**Data extract**
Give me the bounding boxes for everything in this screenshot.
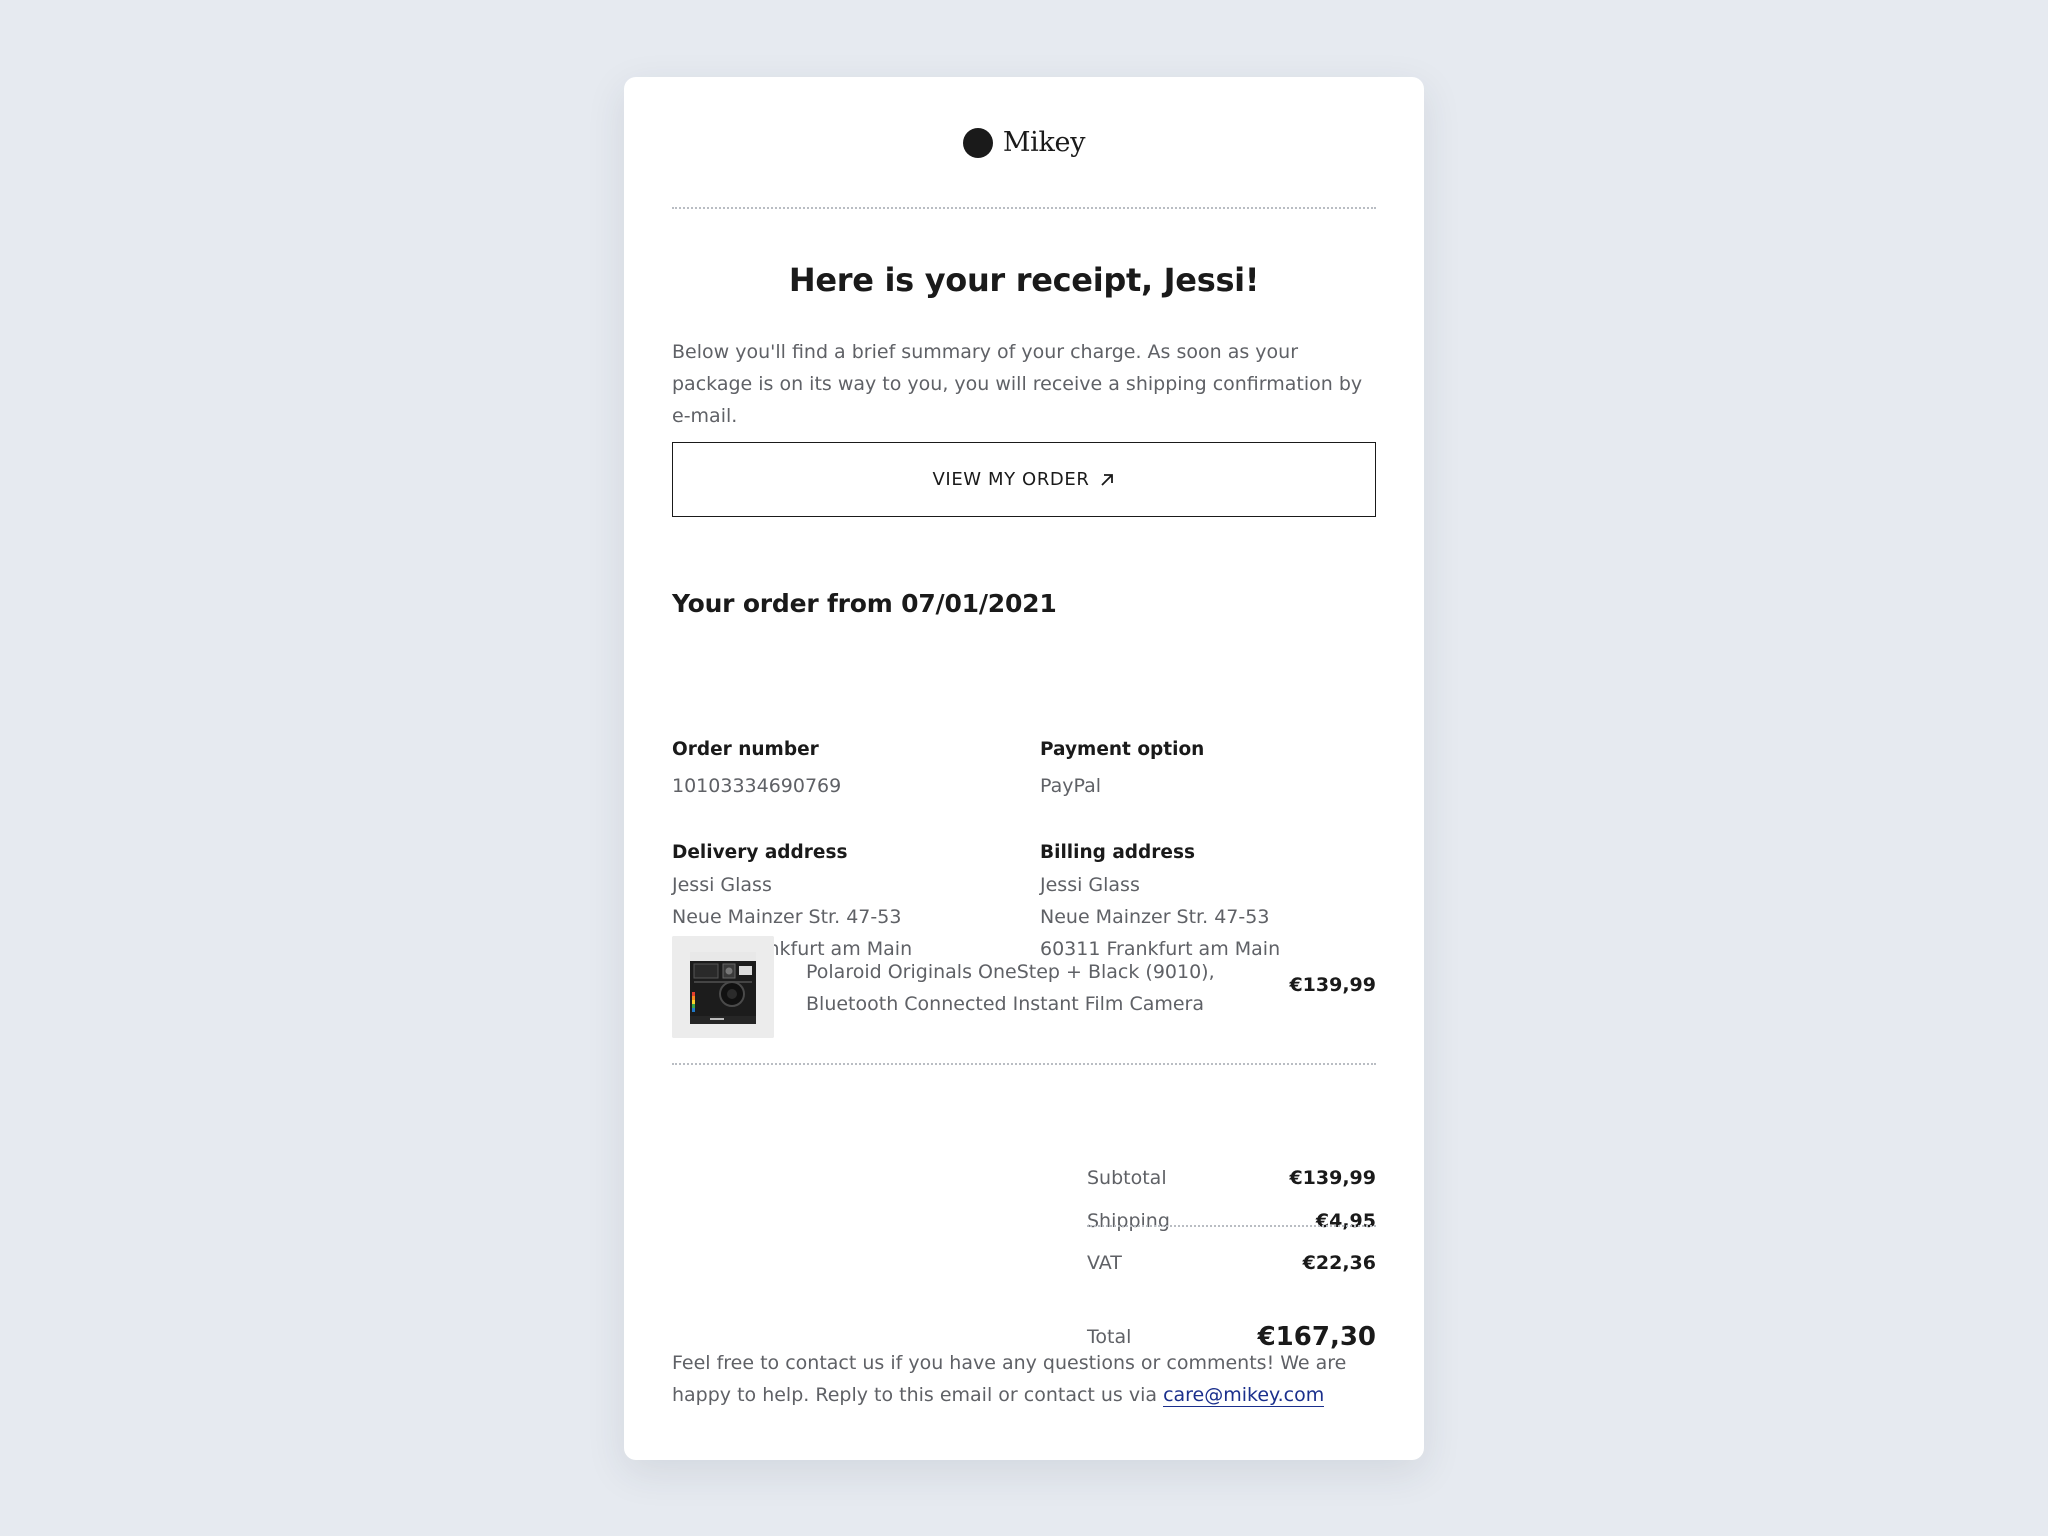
subtotal-label: Subtotal [1087,1167,1167,1189]
items-divider [672,1063,1376,1065]
shipping-value: €4,95 [1315,1210,1376,1232]
payment-option-label: Payment option [1040,739,1205,760]
order-number-value: 10103334690769 [672,775,842,797]
payment-option-block: Payment option PayPal [1040,739,1204,802]
order-number-block: Order number 10103334690769 [672,739,841,802]
delivery-name: Jessi Glass [672,874,772,896]
support-email-link[interactable]: care@mikey.com [1163,1384,1325,1407]
order-number-label: Order number [672,739,819,760]
vat-value: €22,36 [1302,1252,1376,1274]
delivery-address-label: Delivery address [672,842,848,863]
shipping-row: Shipping €4,95 [1087,1210,1376,1232]
header-divider [672,207,1376,209]
billing-address-block: Billing address Jessi Glass Neue Mainzer… [1040,842,1280,965]
billing-name: Jessi Glass [1040,874,1140,896]
order-title: Your order from 07/01/2021 [672,589,1057,618]
summary-divider [1087,1225,1376,1227]
brand-logo[interactable]: Mikey [672,127,1376,158]
product-price: €139,99 [1289,974,1376,996]
view-order-button[interactable]: VIEW MY ORDER [672,442,1376,517]
delivery-street: Neue Mainzer Str. 47-53 [672,906,902,928]
logo-dot-icon [962,127,993,158]
page-title: Here is your receipt, Jessi! [788,261,1260,299]
subtotal-value: €139,99 [1289,1167,1376,1189]
view-order-label: VIEW MY ORDER [932,469,1090,490]
shipping-label: Shipping [1087,1210,1170,1232]
footer-text-block: Feel free to contact us if you have any … [672,1347,1376,1411]
billing-address-label: Billing address [1040,842,1195,863]
product-name[interactable]: Polaroid Originals OneStep + Black (9010… [806,956,1226,1020]
total-label: Total [1087,1326,1132,1348]
vat-row: VAT €22,36 [1087,1252,1376,1274]
subtotal-row: Subtotal €139,99 [1087,1167,1376,1189]
product-name-line-1: Polaroid Originals OneStep + Black (9010… [806,961,1215,983]
vat-label: VAT [1087,1252,1122,1274]
receipt-card: Mikey Here is your receipt, Jessi! Below… [624,77,1424,1460]
brand-name: Mikey [1002,127,1086,158]
intro-text: Below you'll find a brief summary of you… [672,341,1363,427]
product-image[interactable] [672,936,774,1038]
billing-street: Neue Mainzer Str. 47-53 [1040,906,1270,928]
instant-camera-image [672,936,774,1038]
product-name-line-2: Bluetooth Connected Instant Film Camera [806,993,1205,1015]
arrow-up-right-icon [1101,473,1114,486]
payment-option-value: PayPal [1040,775,1102,797]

**To do**
Switch every "PayPal" in the records above to "Klarna" and give all the lines again with nothing else changed. Leave out the pictures.

**Response to this exercise**
Give me the bounding boxes for everything in this screenshot.
subtotal-label: Subtotal [1087,1167,1167,1189]
items-divider [672,1063,1376,1065]
shipping-value: €4,95 [1315,1210,1376,1232]
payment-option-label: Payment option [1040,739,1205,760]
order-number-value: 10103334690769 [672,775,842,797]
payment-option-block: Payment option Klarna [1040,739,1204,802]
order-number-block: Order number 10103334690769 [672,739,841,802]
delivery-name: Jessi Glass [672,874,772,896]
support-email-link[interactable]: care@mikey.com [1163,1384,1325,1407]
order-number-label: Order number [672,739,819,760]
vat-value: €22,36 [1302,1252,1376,1274]
delivery-address-label: Delivery address [672,842,848,863]
shipping-row: Shipping €4,95 [1087,1210,1376,1232]
header-divider [672,207,1376,209]
billing-address-block: Billing address Jessi Glass Neue Mainzer… [1040,842,1280,965]
billing-name: Jessi Glass [1040,874,1140,896]
order-title: Your order from 07/01/2021 [672,589,1057,618]
summary-divider [1087,1225,1376,1227]
brand-logo[interactable]: Mikey [672,127,1376,158]
product-price: €139,99 [1289,974,1376,996]
view-order-button[interactable]: VIEW MY ORDER [672,442,1376,517]
delivery-street: Neue Mainzer Str. 47-53 [672,906,902,928]
logo-dot-icon [962,127,993,158]
page-title: Here is your receipt, Jessi! [788,261,1260,299]
subtotal-value: €139,99 [1289,1167,1376,1189]
view-order-label: VIEW MY ORDER [932,469,1090,490]
shipping-label: Shipping [1087,1210,1170,1232]
footer-text-block: Feel free to contact us if you have any … [672,1347,1376,1411]
billing-address-label: Billing address [1040,842,1195,863]
product-name[interactable]: Polaroid Originals OneStep + Black (9010… [806,956,1226,1020]
total-label: Total [1087,1326,1132,1348]
vat-row: VAT €22,36 [1087,1252,1376,1274]
subtotal-row: Subtotal €139,99 [1087,1167,1376,1189]
product-name-line-1: Polaroid Originals OneStep + Black (9010… [806,961,1215,983]
vat-label: VAT [1087,1252,1122,1274]
receipt-card: Mikey Here is your receipt, Jessi! Below… [624,77,1424,1460]
brand-name: Mikey [1002,127,1086,158]
intro-text: Below you'll find a brief summary of you… [672,341,1363,427]
product-image[interactable] [672,936,774,1038]
billing-street: Neue Mainzer Str. 47-53 [1040,906,1270,928]
instant-camera-image [672,936,774,1038]
product-name-line-2: Bluetooth Connected Instant Film Camera [806,993,1205,1015]
arrow-up-right-icon [1101,473,1114,486]
payment-option-value: Klarna [1040,775,1102,797]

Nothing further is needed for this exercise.